### Input ###

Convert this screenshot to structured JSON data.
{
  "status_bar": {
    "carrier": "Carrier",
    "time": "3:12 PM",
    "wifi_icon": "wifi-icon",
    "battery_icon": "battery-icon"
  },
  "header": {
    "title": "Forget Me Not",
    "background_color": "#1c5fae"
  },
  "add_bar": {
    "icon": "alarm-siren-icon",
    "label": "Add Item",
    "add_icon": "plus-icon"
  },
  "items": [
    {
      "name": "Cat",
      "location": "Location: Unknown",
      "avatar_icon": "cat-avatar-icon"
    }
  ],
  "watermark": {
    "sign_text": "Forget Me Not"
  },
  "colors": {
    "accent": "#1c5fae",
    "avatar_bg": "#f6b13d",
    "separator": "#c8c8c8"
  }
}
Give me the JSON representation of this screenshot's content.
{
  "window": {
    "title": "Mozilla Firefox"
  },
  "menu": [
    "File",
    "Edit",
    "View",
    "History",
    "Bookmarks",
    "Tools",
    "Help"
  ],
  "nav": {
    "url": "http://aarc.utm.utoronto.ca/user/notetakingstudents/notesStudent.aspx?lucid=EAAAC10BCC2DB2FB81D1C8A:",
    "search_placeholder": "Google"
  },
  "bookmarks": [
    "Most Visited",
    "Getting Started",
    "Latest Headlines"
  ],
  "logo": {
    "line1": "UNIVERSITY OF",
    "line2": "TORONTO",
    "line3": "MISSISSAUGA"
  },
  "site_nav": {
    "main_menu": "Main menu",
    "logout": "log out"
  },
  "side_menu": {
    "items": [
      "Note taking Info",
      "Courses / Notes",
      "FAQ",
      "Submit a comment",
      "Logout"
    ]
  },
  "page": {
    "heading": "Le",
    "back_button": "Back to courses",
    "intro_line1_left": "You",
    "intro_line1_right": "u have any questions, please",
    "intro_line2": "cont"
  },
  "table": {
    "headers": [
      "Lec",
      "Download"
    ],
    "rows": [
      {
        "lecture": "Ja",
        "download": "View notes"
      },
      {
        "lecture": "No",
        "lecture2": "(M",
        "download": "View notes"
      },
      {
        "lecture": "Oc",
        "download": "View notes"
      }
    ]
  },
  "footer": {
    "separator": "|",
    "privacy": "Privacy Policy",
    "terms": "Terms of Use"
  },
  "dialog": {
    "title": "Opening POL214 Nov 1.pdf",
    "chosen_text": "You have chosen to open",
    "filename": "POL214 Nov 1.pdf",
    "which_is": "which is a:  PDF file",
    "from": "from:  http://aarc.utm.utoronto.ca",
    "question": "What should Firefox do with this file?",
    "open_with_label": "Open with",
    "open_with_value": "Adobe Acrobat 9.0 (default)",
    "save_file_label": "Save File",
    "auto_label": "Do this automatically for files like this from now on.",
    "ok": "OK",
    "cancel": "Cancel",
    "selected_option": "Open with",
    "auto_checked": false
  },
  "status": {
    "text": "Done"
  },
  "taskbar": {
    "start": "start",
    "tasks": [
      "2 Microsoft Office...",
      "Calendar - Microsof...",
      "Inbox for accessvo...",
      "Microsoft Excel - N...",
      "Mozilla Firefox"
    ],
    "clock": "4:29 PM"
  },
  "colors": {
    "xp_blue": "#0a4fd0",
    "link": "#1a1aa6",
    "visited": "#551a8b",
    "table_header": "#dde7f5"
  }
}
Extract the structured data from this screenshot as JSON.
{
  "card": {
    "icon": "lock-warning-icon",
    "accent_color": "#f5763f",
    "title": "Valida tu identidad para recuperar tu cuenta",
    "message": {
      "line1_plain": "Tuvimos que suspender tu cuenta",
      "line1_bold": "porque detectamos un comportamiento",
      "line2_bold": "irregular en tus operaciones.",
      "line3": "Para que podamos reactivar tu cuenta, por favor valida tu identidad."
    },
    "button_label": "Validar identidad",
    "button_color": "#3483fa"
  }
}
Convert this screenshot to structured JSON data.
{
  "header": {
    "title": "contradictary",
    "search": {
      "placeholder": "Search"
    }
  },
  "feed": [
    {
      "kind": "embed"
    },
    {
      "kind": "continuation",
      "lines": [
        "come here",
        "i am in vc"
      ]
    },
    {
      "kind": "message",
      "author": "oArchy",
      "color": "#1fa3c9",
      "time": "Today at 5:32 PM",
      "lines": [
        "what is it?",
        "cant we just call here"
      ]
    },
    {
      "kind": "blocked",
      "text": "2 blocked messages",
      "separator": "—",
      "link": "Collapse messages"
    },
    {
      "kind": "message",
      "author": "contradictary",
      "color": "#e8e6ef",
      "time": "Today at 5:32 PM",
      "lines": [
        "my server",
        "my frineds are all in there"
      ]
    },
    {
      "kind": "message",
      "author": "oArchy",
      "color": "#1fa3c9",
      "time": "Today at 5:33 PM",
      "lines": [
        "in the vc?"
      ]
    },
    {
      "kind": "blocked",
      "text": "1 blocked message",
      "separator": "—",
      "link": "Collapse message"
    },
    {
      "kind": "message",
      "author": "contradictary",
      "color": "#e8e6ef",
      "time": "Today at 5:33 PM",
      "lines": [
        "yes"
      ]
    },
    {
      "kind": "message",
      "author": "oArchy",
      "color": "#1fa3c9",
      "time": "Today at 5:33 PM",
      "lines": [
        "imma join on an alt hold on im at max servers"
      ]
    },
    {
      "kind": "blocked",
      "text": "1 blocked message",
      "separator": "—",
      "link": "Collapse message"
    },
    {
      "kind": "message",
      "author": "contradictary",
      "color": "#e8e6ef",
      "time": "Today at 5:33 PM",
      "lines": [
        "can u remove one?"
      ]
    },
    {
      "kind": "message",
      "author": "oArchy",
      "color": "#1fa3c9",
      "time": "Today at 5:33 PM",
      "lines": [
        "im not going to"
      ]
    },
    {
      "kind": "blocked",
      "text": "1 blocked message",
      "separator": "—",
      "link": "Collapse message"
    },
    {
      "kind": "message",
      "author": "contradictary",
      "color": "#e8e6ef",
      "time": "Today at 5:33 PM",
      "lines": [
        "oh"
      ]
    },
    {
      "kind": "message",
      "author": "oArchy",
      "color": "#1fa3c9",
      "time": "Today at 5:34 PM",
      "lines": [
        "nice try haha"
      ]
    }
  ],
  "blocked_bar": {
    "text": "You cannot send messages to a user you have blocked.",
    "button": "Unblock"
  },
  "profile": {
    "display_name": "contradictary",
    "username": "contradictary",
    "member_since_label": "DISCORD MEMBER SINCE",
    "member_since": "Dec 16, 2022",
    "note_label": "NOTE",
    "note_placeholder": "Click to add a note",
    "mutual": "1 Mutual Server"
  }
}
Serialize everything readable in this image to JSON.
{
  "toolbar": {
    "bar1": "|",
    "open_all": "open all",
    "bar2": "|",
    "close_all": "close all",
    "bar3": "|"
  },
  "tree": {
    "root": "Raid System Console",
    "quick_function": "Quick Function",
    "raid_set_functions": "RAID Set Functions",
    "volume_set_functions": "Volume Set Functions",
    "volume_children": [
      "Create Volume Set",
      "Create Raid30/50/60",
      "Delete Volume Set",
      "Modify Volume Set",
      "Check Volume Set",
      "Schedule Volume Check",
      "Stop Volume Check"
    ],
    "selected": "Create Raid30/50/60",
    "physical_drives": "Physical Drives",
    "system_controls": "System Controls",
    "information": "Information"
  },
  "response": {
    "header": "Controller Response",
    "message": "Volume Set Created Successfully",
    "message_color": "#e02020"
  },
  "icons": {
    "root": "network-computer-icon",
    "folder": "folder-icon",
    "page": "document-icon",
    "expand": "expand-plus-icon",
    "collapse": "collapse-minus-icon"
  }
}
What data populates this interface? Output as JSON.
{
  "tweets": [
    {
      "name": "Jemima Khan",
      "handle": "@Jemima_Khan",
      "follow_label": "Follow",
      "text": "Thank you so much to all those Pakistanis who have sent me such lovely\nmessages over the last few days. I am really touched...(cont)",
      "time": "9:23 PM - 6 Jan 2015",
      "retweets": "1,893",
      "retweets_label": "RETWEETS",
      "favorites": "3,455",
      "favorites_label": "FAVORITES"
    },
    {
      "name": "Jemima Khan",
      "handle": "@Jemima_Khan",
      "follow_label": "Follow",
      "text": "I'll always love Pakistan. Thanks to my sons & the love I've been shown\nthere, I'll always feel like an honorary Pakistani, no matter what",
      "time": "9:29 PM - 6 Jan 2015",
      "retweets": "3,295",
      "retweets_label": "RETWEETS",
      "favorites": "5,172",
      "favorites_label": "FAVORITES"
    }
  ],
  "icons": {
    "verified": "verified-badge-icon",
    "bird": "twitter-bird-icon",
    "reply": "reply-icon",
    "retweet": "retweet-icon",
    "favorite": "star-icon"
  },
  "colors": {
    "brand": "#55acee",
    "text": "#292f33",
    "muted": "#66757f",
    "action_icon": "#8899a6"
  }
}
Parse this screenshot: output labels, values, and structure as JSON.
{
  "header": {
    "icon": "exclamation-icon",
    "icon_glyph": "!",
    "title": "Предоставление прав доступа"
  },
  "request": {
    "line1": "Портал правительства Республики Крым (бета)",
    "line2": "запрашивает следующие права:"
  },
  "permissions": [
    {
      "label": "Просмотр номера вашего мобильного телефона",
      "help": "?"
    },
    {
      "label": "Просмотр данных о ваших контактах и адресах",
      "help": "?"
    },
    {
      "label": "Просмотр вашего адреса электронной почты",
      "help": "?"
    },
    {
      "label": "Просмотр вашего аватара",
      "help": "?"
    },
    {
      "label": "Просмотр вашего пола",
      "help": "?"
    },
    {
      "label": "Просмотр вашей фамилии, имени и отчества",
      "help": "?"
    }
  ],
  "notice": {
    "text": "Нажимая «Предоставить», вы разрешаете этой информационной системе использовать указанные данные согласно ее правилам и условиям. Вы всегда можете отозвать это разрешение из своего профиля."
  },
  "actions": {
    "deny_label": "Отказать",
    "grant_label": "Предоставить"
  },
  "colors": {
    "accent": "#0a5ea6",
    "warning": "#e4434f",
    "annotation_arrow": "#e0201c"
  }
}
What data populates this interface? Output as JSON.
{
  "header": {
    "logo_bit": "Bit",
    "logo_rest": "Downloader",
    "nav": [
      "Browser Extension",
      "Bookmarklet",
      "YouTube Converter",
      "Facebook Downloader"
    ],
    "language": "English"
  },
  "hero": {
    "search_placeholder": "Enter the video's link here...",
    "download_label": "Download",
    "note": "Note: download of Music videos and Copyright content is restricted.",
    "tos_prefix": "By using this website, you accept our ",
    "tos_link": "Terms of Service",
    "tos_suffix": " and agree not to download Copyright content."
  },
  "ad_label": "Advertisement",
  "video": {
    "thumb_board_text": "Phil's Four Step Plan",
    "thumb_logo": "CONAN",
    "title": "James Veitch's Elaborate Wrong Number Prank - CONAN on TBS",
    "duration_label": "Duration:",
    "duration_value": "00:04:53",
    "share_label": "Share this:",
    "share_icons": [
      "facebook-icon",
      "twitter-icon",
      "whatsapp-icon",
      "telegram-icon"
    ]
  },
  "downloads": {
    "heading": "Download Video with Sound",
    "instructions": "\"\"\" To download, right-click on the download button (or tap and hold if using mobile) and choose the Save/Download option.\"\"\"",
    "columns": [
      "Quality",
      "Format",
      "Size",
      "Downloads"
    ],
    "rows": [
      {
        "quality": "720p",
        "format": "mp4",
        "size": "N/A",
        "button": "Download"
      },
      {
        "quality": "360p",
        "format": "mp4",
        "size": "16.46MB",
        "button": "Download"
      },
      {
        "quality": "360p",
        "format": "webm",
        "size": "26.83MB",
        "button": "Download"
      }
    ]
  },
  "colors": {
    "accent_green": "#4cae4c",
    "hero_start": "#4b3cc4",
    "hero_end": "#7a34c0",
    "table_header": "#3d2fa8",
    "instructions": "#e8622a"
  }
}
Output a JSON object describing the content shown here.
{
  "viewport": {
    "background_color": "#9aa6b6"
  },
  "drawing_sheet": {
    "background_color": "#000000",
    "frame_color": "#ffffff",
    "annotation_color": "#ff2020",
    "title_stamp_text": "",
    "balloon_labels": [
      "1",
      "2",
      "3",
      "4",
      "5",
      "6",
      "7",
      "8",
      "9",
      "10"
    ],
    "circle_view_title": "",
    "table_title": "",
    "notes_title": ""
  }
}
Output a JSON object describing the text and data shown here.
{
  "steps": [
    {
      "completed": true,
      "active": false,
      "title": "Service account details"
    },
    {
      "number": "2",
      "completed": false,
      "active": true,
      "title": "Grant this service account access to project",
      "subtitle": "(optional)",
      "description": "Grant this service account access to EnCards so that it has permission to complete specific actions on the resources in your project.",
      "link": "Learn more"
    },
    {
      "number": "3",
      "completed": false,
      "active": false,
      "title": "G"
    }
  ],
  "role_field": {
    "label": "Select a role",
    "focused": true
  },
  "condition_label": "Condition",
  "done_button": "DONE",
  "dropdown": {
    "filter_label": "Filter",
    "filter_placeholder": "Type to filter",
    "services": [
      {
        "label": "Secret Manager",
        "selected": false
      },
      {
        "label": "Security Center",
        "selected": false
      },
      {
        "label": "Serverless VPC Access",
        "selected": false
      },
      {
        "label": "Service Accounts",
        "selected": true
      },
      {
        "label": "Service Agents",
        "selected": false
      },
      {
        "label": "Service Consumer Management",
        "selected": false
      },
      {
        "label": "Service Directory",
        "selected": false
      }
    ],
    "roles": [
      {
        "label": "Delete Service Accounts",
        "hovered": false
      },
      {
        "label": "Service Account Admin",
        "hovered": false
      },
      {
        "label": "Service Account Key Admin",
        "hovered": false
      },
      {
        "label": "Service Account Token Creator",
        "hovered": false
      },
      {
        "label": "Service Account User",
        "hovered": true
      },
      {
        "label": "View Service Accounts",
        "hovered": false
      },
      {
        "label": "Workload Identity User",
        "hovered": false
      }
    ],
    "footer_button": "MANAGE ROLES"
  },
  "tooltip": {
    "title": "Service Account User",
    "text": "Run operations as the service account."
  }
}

###

Leave out every line without the string "Microsoft" and copy the rest.

# Result below:
      "2 Microsoft Office...",
      "Microsoft Excel - N...",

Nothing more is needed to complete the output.